- [Stated exercise]:
Repeat, exactly and completely, the entries shown underneath.

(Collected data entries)

--*--

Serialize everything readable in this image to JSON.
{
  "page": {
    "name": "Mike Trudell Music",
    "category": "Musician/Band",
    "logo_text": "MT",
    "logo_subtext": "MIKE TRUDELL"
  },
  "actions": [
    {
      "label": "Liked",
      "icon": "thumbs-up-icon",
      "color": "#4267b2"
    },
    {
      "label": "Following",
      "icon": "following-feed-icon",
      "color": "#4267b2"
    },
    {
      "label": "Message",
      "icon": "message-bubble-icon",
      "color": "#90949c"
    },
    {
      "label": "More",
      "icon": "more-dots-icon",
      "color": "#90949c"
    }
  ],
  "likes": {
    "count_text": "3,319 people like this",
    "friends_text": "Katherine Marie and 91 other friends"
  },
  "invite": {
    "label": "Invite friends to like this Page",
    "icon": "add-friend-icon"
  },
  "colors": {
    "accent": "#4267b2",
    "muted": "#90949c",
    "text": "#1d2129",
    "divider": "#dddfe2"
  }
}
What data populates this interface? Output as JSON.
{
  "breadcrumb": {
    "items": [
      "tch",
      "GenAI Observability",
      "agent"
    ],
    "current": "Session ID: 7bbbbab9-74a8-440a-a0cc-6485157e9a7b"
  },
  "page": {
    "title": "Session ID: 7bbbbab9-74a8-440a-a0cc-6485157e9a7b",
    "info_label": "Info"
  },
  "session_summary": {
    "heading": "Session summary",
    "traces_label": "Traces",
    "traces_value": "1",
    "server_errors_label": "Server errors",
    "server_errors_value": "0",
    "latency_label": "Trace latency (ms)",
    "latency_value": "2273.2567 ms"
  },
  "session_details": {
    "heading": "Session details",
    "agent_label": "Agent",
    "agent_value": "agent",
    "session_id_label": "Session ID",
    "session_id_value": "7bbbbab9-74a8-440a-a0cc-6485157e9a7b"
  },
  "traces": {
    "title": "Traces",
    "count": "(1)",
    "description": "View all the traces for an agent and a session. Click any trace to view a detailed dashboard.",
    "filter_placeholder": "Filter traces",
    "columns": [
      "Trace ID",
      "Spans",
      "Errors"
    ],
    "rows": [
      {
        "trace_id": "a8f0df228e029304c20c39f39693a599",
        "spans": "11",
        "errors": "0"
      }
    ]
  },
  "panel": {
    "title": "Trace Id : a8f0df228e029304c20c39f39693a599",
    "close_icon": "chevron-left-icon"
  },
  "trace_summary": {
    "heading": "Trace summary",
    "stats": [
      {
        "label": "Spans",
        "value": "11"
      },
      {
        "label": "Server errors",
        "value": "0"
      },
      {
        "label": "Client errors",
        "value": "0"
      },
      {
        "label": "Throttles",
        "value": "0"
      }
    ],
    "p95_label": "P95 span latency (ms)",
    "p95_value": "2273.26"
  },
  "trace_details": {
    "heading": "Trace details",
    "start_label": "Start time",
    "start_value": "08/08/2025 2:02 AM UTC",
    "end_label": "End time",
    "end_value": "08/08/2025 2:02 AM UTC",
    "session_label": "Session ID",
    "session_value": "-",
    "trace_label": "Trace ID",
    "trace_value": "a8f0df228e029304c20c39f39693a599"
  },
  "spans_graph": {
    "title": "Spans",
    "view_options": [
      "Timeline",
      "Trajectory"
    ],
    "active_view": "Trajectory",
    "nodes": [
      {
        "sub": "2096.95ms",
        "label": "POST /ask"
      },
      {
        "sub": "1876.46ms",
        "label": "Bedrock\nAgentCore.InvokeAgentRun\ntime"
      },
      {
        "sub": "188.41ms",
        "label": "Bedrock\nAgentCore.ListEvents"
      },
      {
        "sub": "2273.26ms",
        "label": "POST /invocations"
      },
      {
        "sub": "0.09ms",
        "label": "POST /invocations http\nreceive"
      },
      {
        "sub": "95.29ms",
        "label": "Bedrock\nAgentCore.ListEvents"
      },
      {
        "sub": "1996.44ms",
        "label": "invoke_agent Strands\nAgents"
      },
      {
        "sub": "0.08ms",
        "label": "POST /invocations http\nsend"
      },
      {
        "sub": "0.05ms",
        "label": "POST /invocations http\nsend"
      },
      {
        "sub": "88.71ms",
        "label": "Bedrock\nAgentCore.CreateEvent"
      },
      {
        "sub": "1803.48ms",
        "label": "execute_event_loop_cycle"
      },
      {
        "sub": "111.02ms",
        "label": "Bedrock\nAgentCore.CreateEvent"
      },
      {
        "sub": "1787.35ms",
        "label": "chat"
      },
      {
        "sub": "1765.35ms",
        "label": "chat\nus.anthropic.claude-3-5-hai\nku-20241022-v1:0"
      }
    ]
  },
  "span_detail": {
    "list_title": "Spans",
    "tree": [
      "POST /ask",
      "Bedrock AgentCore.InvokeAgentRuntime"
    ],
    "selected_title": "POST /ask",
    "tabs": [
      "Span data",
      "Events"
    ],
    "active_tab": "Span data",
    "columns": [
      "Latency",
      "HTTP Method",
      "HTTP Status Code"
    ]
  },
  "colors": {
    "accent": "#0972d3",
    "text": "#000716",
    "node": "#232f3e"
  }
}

--*--

- [Expected answer]:
Serialize everything readable in this image to JSON.
{
  "page": {
    "name": "Mike Trudell Music",
    "category": "Musician/Band",
    "logo_text": "MT",
    "logo_subtext": "MIKE TRUDELL"
  },
  "actions": [
    {
      "label": "Liked",
      "icon": "thumbs-up-icon",
      "color": "#4267b2"
    },
    {
      "label": "Following",
      "icon": "following-feed-icon",
      "color": "#4267b2"
    },
    {
      "label": "Message",
      "icon": "message-bubble-icon",
      "color": "#90949c"
    },
    {
      "label": "More",
      "icon": "more-dots-icon",
      "color": "#90949c"
    }
  ],
  "likes": {
    "count_text": "3,319 people like this",
    "friends_text": "Katherine Marie and 91 other friends"
  },
  "invite": {
    "label": "Invite friends to like this Page",
    "icon": "add-friend-icon"
  },
  "colors": {
    "accent": "#4267b2",
    "muted": "#90949c",
    "text": "#1d2129",
    "divider": "#dddfe2"
  }
}
What data populates this interface? Output as JSON.
{
  "breadcrumb": {
    "items": [
      "tch",
      "GenAI Observability",
      "agent"
    ],
    "current": "Session ID: 7bbbbab9-74a8-440a-a0cc-6485157e9a7b"
  },
  "page": {
    "title": "Session ID: 7bbbbab9-74a8-440a-a0cc-6485157e9a7b",
    "info_label": "Info"
  },
  "session_summary": {
    "heading": "Session summary",
    "traces_label": "Traces",
    "traces_value": "1",
    "server_errors_label": "Server errors",
    "server_errors_value": "0",
    "latency_label": "Trace latency (ms)",
    "latency_value": "2273.2567 ms"
  },
  "session_details": {
    "heading": "Session details",
    "agent_label": "Agent",
    "agent_value": "agent",
    "session_id_label": "Session ID",
    "session_id_value": "7bbbbab9-74a8-440a-a0cc-6485157e9a7b"
  },
  "traces": {
    "title": "Traces",
    "count": "(1)",
    "description": "View all the traces for an agent and a session. Click any trace to view a detailed dashboard.",
    "filter_placeholder": "Filter traces",
    "columns": [
      "Trace ID",
      "Spans",
      "Errors"
    ],
    "rows": [
      {
        "trace_id": "a8f0df228e029304c20c39f39693a599",
        "spans": "11",
        "errors": "0"
      }
    ]
  },
  "panel": {
    "title": "Trace Id : a8f0df228e029304c20c39f39693a599",
    "close_icon": "chevron-left-icon"
  },
  "trace_summary": {
    "heading": "Trace summary",
    "stats": [
      {
        "label": "Spans",
        "value": "11"
      },
      {
        "label": "Server errors",
        "value": "0"
      },
      {
        "label": "Client errors",
        "value": "0"
      },
      {
        "label": "Throttles",
        "value": "0"
      }
    ],
    "p95_label": "P95 span latency (ms)",
    "p95_value": "2273.26"
  },
  "trace_details": {
    "heading": "Trace details",
    "start_label": "Start time",
    "start_value": "08/08/2025 2:02 AM UTC",
    "end_label": "End time",
    "end_value": "08/08/2025 2:02 AM UTC",
    "session_label": "Session ID",
    "session_value": "-",
    "trace_label": "Trace ID",
    "trace_value": "a8f0df228e029304c20c39f39693a599"
  },
  "spans_graph": {
    "title": "Spans",
    "view_options": [
      "Timeline",
      "Trajectory"
    ],
    "active_view": "Trajectory",
    "nodes": [
      {
        "sub": "2096.95ms",
        "label": "POST /ask"
      },
      {
        "sub": "1876.46ms",
        "label": "Bedrock\nAgentCore.InvokeAgentRun\ntime"
      },
      {
        "sub": "188.41ms",
        "label": "Bedrock\nAgentCore.ListEvents"
      },
      {
        "sub": "2273.26ms",
        "label": "POST /invocations"
      },
      {
        "sub": "0.09ms",
        "label": "POST /invocations http\nreceive"
      },
      {
        "sub": "95.29ms",
        "label": "Bedrock\nAgentCore.ListEvents"
      },
      {
        "sub": "1996.44ms",
        "label": "invoke_agent Strands\nAgents"
      },
      {
        "sub": "0.08ms",
        "label": "POST /invocations http\nsend"
      },
      {
        "sub": "0.05ms",
        "label": "POST /invocations http\nsend"
      },
      {
        "sub": "88.71ms",
        "label": "Bedrock\nAgentCore.CreateEvent"
      },
      {
        "sub": "1803.48ms",
        "label": "execute_event_loop_cycle"
      },
      {
        "sub": "111.02ms",
        "label": "Bedrock\nAgentCore.CreateEvent"
      },
      {
        "sub": "1787.35ms",
        "label": "chat"
      },
      {
        "sub": "1765.35ms",
        "label": "chat\nus.anthropic.claude-3-5-hai\nku-20241022-v1:0"
      }
    ]
  },
  "span_detail": {
    "list_title": "Spans",
    "tree": [
      "POST /ask",
      "Bedrock AgentCore.InvokeAgentRuntime"
    ],
    "selected_title": "POST /ask",
    "tabs": [
      "Span data",
      "Events"
    ],
    "active_tab": "Span data",
    "columns": [
      "Latency",
      "HTTP Method",
      "HTTP Status Code"
    ]
  },
  "colors": {
    "accent": "#0972d3",
    "text": "#000716",
    "node": "#232f3e"
  }
}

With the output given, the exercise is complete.